**Record excerpts**
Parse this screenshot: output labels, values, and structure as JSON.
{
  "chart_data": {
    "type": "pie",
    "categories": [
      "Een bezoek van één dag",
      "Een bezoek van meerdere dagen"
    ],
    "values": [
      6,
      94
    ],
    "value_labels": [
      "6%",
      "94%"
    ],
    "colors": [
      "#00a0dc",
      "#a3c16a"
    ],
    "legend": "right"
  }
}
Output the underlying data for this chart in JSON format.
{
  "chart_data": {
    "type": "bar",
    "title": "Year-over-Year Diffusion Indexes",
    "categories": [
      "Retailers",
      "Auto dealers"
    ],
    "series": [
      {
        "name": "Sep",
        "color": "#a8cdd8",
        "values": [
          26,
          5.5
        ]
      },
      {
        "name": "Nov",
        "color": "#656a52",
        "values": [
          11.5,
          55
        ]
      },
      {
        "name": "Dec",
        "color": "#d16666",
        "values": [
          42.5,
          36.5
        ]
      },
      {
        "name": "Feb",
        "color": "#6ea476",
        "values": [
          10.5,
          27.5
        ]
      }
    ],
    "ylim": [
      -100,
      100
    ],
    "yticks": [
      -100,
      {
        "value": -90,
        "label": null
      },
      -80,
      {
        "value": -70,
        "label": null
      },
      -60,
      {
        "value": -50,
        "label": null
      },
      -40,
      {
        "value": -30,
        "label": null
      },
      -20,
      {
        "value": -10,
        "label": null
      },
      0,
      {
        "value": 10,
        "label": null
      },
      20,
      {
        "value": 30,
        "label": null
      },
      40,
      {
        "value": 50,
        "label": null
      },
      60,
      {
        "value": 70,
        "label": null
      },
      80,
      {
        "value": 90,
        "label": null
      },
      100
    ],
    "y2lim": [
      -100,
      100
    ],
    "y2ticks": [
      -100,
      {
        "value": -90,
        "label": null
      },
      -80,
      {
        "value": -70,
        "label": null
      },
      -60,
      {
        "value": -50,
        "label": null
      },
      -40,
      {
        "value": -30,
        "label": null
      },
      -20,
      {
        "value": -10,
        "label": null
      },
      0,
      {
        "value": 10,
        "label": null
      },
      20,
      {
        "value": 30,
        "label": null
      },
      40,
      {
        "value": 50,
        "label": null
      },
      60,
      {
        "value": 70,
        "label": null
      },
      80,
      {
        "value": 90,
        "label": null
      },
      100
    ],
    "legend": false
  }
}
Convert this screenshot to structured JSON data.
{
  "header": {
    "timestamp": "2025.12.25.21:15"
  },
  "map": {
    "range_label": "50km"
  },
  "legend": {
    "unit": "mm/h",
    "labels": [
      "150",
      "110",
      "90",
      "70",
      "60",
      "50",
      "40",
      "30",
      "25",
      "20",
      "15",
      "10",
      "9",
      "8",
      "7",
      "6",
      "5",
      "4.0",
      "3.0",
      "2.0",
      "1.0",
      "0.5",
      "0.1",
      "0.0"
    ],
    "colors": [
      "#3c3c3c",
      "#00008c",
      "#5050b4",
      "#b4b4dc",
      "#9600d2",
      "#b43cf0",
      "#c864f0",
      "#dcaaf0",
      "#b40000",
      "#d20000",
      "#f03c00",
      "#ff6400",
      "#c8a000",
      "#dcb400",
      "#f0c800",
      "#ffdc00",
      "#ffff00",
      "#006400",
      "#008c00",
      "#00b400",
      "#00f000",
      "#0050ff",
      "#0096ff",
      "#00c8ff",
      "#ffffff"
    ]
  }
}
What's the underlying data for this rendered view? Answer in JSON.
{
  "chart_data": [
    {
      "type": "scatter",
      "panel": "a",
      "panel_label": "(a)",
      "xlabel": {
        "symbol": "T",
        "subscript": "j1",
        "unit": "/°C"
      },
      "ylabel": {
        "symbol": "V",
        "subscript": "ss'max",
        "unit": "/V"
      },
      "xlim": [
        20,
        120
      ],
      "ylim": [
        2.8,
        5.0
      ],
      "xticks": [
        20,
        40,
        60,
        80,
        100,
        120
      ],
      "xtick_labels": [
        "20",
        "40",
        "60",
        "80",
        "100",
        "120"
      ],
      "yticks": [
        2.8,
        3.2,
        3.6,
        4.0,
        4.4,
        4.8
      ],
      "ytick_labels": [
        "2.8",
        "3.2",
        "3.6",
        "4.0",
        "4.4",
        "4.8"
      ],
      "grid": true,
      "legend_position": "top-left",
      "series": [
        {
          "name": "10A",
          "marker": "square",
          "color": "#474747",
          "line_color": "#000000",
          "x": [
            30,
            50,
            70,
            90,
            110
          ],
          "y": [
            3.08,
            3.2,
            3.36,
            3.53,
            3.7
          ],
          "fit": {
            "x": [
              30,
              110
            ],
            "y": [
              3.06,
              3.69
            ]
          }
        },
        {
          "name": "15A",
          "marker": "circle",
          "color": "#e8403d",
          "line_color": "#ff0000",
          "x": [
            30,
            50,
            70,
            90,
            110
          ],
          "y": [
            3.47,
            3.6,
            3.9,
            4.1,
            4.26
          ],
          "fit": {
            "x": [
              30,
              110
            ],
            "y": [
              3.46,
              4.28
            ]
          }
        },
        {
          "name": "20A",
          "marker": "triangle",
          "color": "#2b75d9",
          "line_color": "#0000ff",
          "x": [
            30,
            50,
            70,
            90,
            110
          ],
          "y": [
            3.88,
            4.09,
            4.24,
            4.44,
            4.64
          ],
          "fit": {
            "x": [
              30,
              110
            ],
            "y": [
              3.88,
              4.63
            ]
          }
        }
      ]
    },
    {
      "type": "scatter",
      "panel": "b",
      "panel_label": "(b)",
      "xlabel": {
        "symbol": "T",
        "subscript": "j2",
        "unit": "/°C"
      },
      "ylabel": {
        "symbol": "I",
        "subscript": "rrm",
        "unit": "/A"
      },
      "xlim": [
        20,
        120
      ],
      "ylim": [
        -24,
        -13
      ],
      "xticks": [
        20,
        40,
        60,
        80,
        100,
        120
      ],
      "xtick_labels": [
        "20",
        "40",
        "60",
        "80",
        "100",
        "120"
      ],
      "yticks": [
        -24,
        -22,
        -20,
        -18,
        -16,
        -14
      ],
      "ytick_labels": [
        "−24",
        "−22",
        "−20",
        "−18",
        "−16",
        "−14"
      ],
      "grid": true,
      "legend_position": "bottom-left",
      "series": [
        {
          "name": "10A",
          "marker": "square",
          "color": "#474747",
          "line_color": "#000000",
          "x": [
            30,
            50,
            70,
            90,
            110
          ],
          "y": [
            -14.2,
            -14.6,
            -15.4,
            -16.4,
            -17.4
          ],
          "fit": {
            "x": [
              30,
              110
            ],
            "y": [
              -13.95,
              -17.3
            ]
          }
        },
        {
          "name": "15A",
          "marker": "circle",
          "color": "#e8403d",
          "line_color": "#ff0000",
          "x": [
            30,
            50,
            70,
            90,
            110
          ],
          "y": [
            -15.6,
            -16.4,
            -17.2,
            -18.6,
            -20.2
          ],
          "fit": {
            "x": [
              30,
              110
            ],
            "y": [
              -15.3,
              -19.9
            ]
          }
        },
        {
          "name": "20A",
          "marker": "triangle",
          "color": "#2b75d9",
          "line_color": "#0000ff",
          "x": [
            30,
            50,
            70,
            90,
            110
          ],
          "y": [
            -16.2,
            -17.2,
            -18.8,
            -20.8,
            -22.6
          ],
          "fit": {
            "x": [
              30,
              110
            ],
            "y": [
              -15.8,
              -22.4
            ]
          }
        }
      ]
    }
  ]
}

**Short problem**
Would you reproduce the material above in full, exactly as given?

**Output for this exercise**
Parse this screenshot: output labels, values, and structure as JSON.
{
  "chart_data": {
    "type": "pie",
    "categories": [
      "Een bezoek van één dag",
      "Een bezoek van meerdere dagen"
    ],
    "values": [
      6,
      94
    ],
    "value_labels": [
      "6%",
      "94%"
    ],
    "colors": [
      "#00a0dc",
      "#a3c16a"
    ],
    "legend": "right"
  }
}
Output the underlying data for this chart in JSON format.
{
  "chart_data": {
    "type": "bar",
    "title": "Year-over-Year Diffusion Indexes",
    "categories": [
      "Retailers",
      "Auto dealers"
    ],
    "series": [
      {
        "name": "Sep",
        "color": "#a8cdd8",
        "values": [
          26,
          5.5
        ]
      },
      {
        "name": "Nov",
        "color": "#656a52",
        "values": [
          11.5,
          55
        ]
      },
      {
        "name": "Dec",
        "color": "#d16666",
        "values": [
          42.5,
          36.5
        ]
      },
      {
        "name": "Feb",
        "color": "#6ea476",
        "values": [
          10.5,
          27.5
        ]
      }
    ],
    "ylim": [
      -100,
      100
    ],
    "yticks": [
      -100,
      {
        "value": -90,
        "label": null
      },
      -80,
      {
        "value": -70,
        "label": null
      },
      -60,
      {
        "value": -50,
        "label": null
      },
      -40,
      {
        "value": -30,
        "label": null
      },
      -20,
      {
        "value": -10,
        "label": null
      },
      0,
      {
        "value": 10,
        "label": null
      },
      20,
      {
        "value": 30,
        "label": null
      },
      40,
      {
        "value": 50,
        "label": null
      },
      60,
      {
        "value": 70,
        "label": null
      },
      80,
      {
        "value": 90,
        "label": null
      },
      100
    ],
    "y2lim": [
      -100,
      100
    ],
    "y2ticks": [
      -100,
      {
        "value": -90,
        "label": null
      },
      -80,
      {
        "value": -70,
        "label": null
      },
      -60,
      {
        "value": -50,
        "label": null
      },
      -40,
      {
        "value": -30,
        "label": null
      },
      -20,
      {
        "value": -10,
        "label": null
      },
      0,
      {
        "value": 10,
        "label": null
      },
      20,
      {
        "value": 30,
        "label": null
      },
      40,
      {
        "value": 50,
        "label": null
      },
      60,
      {
        "value": 70,
        "label": null
      },
      80,
      {
        "value": 90,
        "label": null
      },
      100
    ],
    "legend": false
  }
}
Convert this screenshot to structured JSON data.
{
  "header": {
    "timestamp": "2025.12.25.21:15"
  },
  "map": {
    "range_label": "50km"
  },
  "legend": {
    "unit": "mm/h",
    "labels": [
      "150",
      "110",
      "90",
      "70",
      "60",
      "50",
      "40",
      "30",
      "25",
      "20",
      "15",
      "10",
      "9",
      "8",
      "7",
      "6",
      "5",
      "4.0",
      "3.0",
      "2.0",
      "1.0",
      "0.5",
      "0.1",
      "0.0"
    ],
    "colors": [
      "#3c3c3c",
      "#00008c",
      "#5050b4",
      "#b4b4dc",
      "#9600d2",
      "#b43cf0",
      "#c864f0",
      "#dcaaf0",
      "#b40000",
      "#d20000",
      "#f03c00",
      "#ff6400",
      "#c8a000",
      "#dcb400",
      "#f0c800",
      "#ffdc00",
      "#ffff00",
      "#006400",
      "#008c00",
      "#00b400",
      "#00f000",
      "#0050ff",
      "#0096ff",
      "#00c8ff",
      "#ffffff"
    ]
  }
}
What's the underlying data for this rendered view? Answer in JSON.
{
  "chart_data": [
    {
      "type": "scatter",
      "panel": "a",
      "panel_label": "(a)",
      "xlabel": {
        "symbol": "T",
        "subscript": "j1",
        "unit": "/°C"
      },
      "ylabel": {
        "symbol": "V",
        "subscript": "ss'max",
        "unit": "/V"
      },
      "xlim": [
        20,
        120
      ],
      "ylim": [
        2.8,
        5.0
      ],
      "xticks": [
        20,
        40,
        60,
        80,
        100,
        120
      ],
      "xtick_labels": [
        "20",
        "40",
        "60",
        "80",
        "100",
        "120"
      ],
      "yticks": [
        2.8,
        3.2,
        3.6,
        4.0,
        4.4,
        4.8
      ],
      "ytick_labels": [
        "2.8",
        "3.2",
        "3.6",
        "4.0",
        "4.4",
        "4.8"
      ],
      "grid": true,
      "legend_position": "top-left",
      "series": [
        {
          "name": "10A",
          "marker": "square",
          "color": "#474747",
          "line_color": "#000000",
          "x": [
            30,
            50,
            70,
            90,
            110
          ],
          "y": [
            3.08,
            3.2,
            3.36,
            3.53,
            3.7
          ],
          "fit": {
            "x": [
              30,
              110
            ],
            "y": [
              3.06,
              3.69
            ]
          }
        },
        {
          "name": "15A",
          "marker": "circle",
          "color": "#e8403d",
          "line_color": "#ff0000",
          "x": [
            30,
            50,
            70,
            90,
            110
          ],
          "y": [
            3.47,
            3.6,
            3.9,
            4.1,
            4.26
          ],
          "fit": {
            "x": [
              30,
              110
            ],
            "y": [
              3.46,
              4.28
            ]
          }
        },
        {
          "name": "20A",
          "marker": "triangle",
          "color": "#2b75d9",
          "line_color": "#0000ff",
          "x": [
            30,
            50,
            70,
            90,
            110
          ],
          "y": [
            3.88,
            4.09,
            4.24,
            4.44,
            4.64
          ],
          "fit": {
            "x": [
              30,
              110
            ],
            "y": [
              3.88,
              4.63
            ]
          }
        }
      ]
    },
    {
      "type": "scatter",
      "panel": "b",
      "panel_label": "(b)",
      "xlabel": {
        "symbol": "T",
        "subscript": "j2",
        "unit": "/°C"
      },
      "ylabel": {
        "symbol": "I",
        "subscript": "rrm",
        "unit": "/A"
      },
      "xlim": [
        20,
        120
      ],
      "ylim": [
        -24,
        -13
      ],
      "xticks": [
        20,
        40,
        60,
        80,
        100,
        120
      ],
      "xtick_labels": [
        "20",
        "40",
        "60",
        "80",
        "100",
        "120"
      ],
      "yticks": [
        -24,
        -22,
        -20,
        -18,
        -16,
        -14
      ],
      "ytick_labels": [
        "−24",
        "−22",
        "−20",
        "−18",
        "−16",
        "−14"
      ],
      "grid": true,
      "legend_position": "bottom-left",
      "series": [
        {
          "name": "10A",
          "marker": "square",
          "color": "#474747",
          "line_color": "#000000",
          "x": [
            30,
            50,
            70,
            90,
            110
          ],
          "y": [
            -14.2,
            -14.6,
            -15.4,
            -16.4,
            -17.4
          ],
          "fit": {
            "x": [
              30,
              110
            ],
            "y": [
              -13.95,
              -17.3
            ]
          }
        },
        {
          "name": "15A",
          "marker": "circle",
          "color": "#e8403d",
          "line_color": "#ff0000",
          "x": [
            30,
            50,
            70,
            90,
            110
          ],
          "y": [
            -15.6,
            -16.4,
            -17.2,
            -18.6,
            -20.2
          ],
          "fit": {
            "x": [
              30,
              110
            ],
            "y": [
              -15.3,
              -19.9
            ]
          }
        },
        {
          "name": "20A",
          "marker": "triangle",
          "color": "#2b75d9",
          "line_color": "#0000ff",
          "x": [
            30,
            50,
            70,
            90,
            110
          ],
          "y": [
            -16.2,
            -17.2,
            -18.8,
            -20.8,
            -22.6
          ],
          "fit": {
            "x": [
              30,
              110
            ],
            "y": [
              -15.8,
              -22.4
            ]
          }
        }
      ]
    }
  ]
}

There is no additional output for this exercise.